PROBLEM :: Can you reproduce the data beneath, keeping every line exact?
### AVAILABLE RECORDS
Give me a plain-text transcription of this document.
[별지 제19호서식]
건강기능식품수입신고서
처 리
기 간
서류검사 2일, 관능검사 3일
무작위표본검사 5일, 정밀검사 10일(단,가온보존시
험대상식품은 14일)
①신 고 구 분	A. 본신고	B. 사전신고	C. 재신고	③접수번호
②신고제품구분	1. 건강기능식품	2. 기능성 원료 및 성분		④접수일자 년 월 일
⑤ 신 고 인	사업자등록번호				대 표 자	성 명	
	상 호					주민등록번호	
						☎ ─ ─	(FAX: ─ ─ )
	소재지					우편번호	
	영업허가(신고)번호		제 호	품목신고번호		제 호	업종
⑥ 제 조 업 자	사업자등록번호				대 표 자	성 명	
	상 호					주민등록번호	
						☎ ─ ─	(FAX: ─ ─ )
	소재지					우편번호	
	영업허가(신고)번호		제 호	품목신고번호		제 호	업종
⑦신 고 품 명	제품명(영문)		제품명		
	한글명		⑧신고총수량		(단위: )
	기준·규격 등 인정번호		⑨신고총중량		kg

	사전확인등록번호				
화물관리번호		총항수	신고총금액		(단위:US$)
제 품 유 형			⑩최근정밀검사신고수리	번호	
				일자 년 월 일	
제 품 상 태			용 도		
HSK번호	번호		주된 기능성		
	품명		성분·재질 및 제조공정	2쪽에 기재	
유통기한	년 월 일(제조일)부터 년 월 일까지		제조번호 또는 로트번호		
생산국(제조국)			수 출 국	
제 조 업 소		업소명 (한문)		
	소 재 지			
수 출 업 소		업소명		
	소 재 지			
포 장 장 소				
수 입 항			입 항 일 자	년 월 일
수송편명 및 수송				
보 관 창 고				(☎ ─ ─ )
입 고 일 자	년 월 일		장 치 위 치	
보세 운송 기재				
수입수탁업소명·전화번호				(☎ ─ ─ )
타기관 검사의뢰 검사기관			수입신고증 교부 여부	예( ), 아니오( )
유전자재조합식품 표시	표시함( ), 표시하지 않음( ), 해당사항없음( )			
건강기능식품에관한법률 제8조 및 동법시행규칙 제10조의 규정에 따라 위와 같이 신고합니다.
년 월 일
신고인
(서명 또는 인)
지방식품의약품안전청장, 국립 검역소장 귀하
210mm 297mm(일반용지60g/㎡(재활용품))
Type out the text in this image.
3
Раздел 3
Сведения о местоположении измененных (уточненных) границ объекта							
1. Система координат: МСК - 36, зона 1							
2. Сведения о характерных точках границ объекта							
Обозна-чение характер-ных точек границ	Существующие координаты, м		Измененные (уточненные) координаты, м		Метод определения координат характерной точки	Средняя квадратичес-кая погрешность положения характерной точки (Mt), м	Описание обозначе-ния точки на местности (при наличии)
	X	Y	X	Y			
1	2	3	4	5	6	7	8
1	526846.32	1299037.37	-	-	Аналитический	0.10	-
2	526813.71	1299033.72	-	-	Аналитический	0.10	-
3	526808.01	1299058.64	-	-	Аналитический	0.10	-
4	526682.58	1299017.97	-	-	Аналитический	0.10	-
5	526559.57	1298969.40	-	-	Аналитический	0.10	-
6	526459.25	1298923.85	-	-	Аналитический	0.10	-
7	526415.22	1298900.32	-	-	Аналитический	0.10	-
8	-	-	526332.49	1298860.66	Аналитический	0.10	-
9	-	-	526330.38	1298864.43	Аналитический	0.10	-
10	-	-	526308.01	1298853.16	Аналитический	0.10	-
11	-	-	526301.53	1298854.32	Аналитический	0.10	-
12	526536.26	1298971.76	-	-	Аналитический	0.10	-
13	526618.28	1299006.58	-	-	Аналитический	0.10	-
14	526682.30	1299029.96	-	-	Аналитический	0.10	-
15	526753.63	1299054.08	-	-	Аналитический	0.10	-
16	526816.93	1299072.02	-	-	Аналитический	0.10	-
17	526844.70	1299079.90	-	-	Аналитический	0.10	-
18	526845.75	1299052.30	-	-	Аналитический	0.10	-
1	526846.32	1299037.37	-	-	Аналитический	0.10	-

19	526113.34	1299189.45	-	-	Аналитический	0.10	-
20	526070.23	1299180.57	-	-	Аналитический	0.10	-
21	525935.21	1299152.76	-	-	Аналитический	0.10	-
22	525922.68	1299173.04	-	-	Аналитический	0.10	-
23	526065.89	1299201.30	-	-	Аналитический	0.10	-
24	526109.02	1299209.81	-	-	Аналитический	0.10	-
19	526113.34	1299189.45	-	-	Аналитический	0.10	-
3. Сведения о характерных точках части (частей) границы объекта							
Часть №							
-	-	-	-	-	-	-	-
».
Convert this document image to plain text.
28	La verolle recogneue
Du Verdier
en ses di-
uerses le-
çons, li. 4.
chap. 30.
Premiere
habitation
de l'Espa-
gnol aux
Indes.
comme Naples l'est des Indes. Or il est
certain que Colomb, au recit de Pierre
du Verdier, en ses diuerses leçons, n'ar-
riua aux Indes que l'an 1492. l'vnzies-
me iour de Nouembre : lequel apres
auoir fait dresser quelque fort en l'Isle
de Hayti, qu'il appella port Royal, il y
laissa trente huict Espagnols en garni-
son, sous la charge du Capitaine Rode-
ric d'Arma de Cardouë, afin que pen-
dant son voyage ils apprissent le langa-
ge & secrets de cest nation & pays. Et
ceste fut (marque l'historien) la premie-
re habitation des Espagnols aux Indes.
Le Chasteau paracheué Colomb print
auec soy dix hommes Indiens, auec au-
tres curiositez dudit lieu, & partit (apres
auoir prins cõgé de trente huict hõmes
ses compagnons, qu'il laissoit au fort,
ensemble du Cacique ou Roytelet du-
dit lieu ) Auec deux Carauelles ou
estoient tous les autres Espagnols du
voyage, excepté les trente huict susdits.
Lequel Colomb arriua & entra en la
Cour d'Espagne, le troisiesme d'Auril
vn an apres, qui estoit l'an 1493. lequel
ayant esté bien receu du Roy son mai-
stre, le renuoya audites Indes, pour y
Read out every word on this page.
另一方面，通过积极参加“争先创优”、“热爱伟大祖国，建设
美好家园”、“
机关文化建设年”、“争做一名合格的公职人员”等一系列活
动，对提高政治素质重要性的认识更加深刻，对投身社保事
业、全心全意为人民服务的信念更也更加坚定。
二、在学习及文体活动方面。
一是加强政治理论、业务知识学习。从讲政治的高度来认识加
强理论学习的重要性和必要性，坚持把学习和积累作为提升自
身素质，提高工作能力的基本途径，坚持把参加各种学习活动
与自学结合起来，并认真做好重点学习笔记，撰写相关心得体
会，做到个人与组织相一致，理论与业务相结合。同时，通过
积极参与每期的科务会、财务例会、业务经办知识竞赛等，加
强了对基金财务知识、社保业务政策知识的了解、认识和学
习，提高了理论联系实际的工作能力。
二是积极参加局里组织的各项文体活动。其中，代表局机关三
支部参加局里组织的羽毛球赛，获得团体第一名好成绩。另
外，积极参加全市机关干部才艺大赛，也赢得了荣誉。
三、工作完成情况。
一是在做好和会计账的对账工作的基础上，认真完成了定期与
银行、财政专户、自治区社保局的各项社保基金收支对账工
######
EXPECTED ANSWER ::
Give me a plain-text transcription of this document.
[별지 제19호서식]
건강기능식품수입신고서
처 리
기 간
서류검사 2일, 관능검사 3일
무작위표본검사 5일, 정밀검사 10일(단,가온보존시
험대상식품은 14일)
①신 고 구 분	A. 본신고	B. 사전신고	C. 재신고	③접수번호
②신고제품구분	1. 건강기능식품	2. 기능성 원료 및 성분		④접수일자 년 월 일
⑤ 신 고 인	사업자등록번호				대 표 자	성 명	
	상 호					주민등록번호	
						☎ ─ ─	(FAX: ─ ─ )
	소재지					우편번호	
	영업허가(신고)번호		제 호	품목신고번호		제 호	업종
⑥ 제 조 업 자	사업자등록번호				대 표 자	성 명	
	상 호					주민등록번호	
						☎ ─ ─	(FAX: ─ ─ )
	소재지					우편번호	
	영업허가(신고)번호		제 호	품목신고번호		제 호	업종
⑦신 고 품 명	제품명(영문)		제품명		
	한글명		⑧신고총수량		(단위: )
	기준·규격 등 인정번호		⑨신고총중량		kg

	사전확인등록번호				
화물관리번호		총항수	신고총금액		(단위:US$)
제 품 유 형			⑩최근정밀검사신고수리	번호	
				일자 년 월 일	
제 품 상 태			용 도		
HSK번호	번호		주된 기능성		
	품명		성분·재질 및 제조공정	2쪽에 기재	
유통기한	년 월 일(제조일)부터 년 월 일까지		제조번호 또는 로트번호		
생산국(제조국)			수 출 국	
제 조 업 소		업소명 (한문)		
	소 재 지			
수 출 업 소		업소명		
	소 재 지			
포 장 장 소				
수 입 항			입 항 일 자	년 월 일
수송편명 및 수송				
보 관 창 고				(☎ ─ ─ )
입 고 일 자	년 월 일		장 치 위 치	
보세 운송 기재				
수입수탁업소명·전화번호				(☎ ─ ─ )
타기관 검사의뢰 검사기관			수입신고증 교부 여부	예( ), 아니오( )
유전자재조합식품 표시	표시함( ), 표시하지 않음( ), 해당사항없음( )			
건강기능식품에관한법률 제8조 및 동법시행규칙 제10조의 규정에 따라 위와 같이 신고합니다.
년 월 일
신고인
(서명 또는 인)
지방식품의약품안전청장, 국립 검역소장 귀하
210mm 297mm(일반용지60g/㎡(재활용품))
Type out the text in this image.
3
Раздел 3
Сведения о местоположении измененных (уточненных) границ объекта							
1. Система координат: МСК - 36, зона 1							
2. Сведения о характерных точках границ объекта							
Обозна-чение характер-ных точек границ	Существующие координаты, м		Измененные (уточненные) координаты, м		Метод определения координат характерной точки	Средняя квадратичес-кая погрешность положения характерной точки (Mt), м	Описание обозначе-ния точки на местности (при наличии)
	X	Y	X	Y			
1	2	3	4	5	6	7	8
1	526846.32	1299037.37	-	-	Аналитический	0.10	-
2	526813.71	1299033.72	-	-	Аналитический	0.10	-
3	526808.01	1299058.64	-	-	Аналитический	0.10	-
4	526682.58	1299017.97	-	-	Аналитический	0.10	-
5	526559.57	1298969.40	-	-	Аналитический	0.10	-
6	526459.25	1298923.85	-	-	Аналитический	0.10	-
7	526415.22	1298900.32	-	-	Аналитический	0.10	-
8	-	-	526332.49	1298860.66	Аналитический	0.10	-
9	-	-	526330.38	1298864.43	Аналитический	0.10	-
10	-	-	526308.01	1298853.16	Аналитический	0.10	-
11	-	-	526301.53	1298854.32	Аналитический	0.10	-
12	526536.26	1298971.76	-	-	Аналитический	0.10	-
13	526618.28	1299006.58	-	-	Аналитический	0.10	-
14	526682.30	1299029.96	-	-	Аналитический	0.10	-
15	526753.63	1299054.08	-	-	Аналитический	0.10	-
16	526816.93	1299072.02	-	-	Аналитический	0.10	-
17	526844.70	1299079.90	-	-	Аналитический	0.10	-
18	526845.75	1299052.30	-	-	Аналитический	0.10	-
1	526846.32	1299037.37	-	-	Аналитический	0.10	-

19	526113.34	1299189.45	-	-	Аналитический	0.10	-
20	526070.23	1299180.57	-	-	Аналитический	0.10	-
21	525935.21	1299152.76	-	-	Аналитический	0.10	-
22	525922.68	1299173.04	-	-	Аналитический	0.10	-
23	526065.89	1299201.30	-	-	Аналитический	0.10	-
24	526109.02	1299209.81	-	-	Аналитический	0.10	-
19	526113.34	1299189.45	-	-	Аналитический	0.10	-
3. Сведения о характерных точках части (частей) границы объекта							
Часть №							
-	-	-	-	-	-	-	-
».
Convert this document image to plain text.
28	La verolle recogneue
Du Verdier
en ses di-
uerses le-
çons, li. 4.
chap. 30.
Premiere
habitation
de l'Espa-
gnol aux
Indes.
comme Naples l'est des Indes. Or il est
certain que Colomb, au recit de Pierre
du Verdier, en ses diuerses leçons, n'ar-
riua aux Indes que l'an 1492. l'vnzies-
me iour de Nouembre : lequel apres
auoir fait dresser quelque fort en l'Isle
de Hayti, qu'il appella port Royal, il y
laissa trente huict Espagnols en garni-
son, sous la charge du Capitaine Rode-
ric d'Arma de Cardouë, afin que pen-
dant son voyage ils apprissent le langa-
ge & secrets de cest nation & pays. Et
ceste fut (marque l'historien) la premie-
re habitation des Espagnols aux Indes.
Le Chasteau paracheué Colomb print
auec soy dix hommes Indiens, auec au-
tres curiositez dudit lieu, & partit (apres
auoir prins cõgé de trente huict hõmes
ses compagnons, qu'il laissoit au fort,
ensemble du Cacique ou Roytelet du-
dit lieu ) Auec deux Carauelles ou
estoient tous les autres Espagnols du
voyage, excepté les trente huict susdits.
Lequel Colomb arriua & entra en la
Cour d'Espagne, le troisiesme d'Auril
vn an apres, qui estoit l'an 1493. lequel
ayant esté bien receu du Roy son mai-
stre, le renuoya audites Indes, pour y
Read out every word on this page.
另一方面，通过积极参加“争先创优”、“热爱伟大祖国，建设
美好家园”、“
机关文化建设年”、“争做一名合格的公职人员”等一系列活
动，对提高政治素质重要性的认识更加深刻，对投身社保事
业、全心全意为人民服务的信念更也更加坚定。
二、在学习及文体活动方面。
一是加强政治理论、业务知识学习。从讲政治的高度来认识加
强理论学习的重要性和必要性，坚持把学习和积累作为提升自
身素质，提高工作能力的基本途径，坚持把参加各种学习活动
与自学结合起来，并认真做好重点学习笔记，撰写相关心得体
会，做到个人与组织相一致，理论与业务相结合。同时，通过
积极参与每期的科务会、财务例会、业务经办知识竞赛等，加
强了对基金财务知识、社保业务政策知识的了解、认识和学
习，提高了理论联系实际的工作能力。
二是积极参加局里组织的各项文体活动。其中，代表局机关三
支部参加局里组织的羽毛球赛，获得团体第一名好成绩。另
外，积极参加全市机关干部才艺大赛，也赢得了荣誉。
三、工作完成情况。
一是在做好和会计账的对账工作的基础上，认真完成了定期与
银行、财政专户、自治区社保局的各项社保基金收支对账工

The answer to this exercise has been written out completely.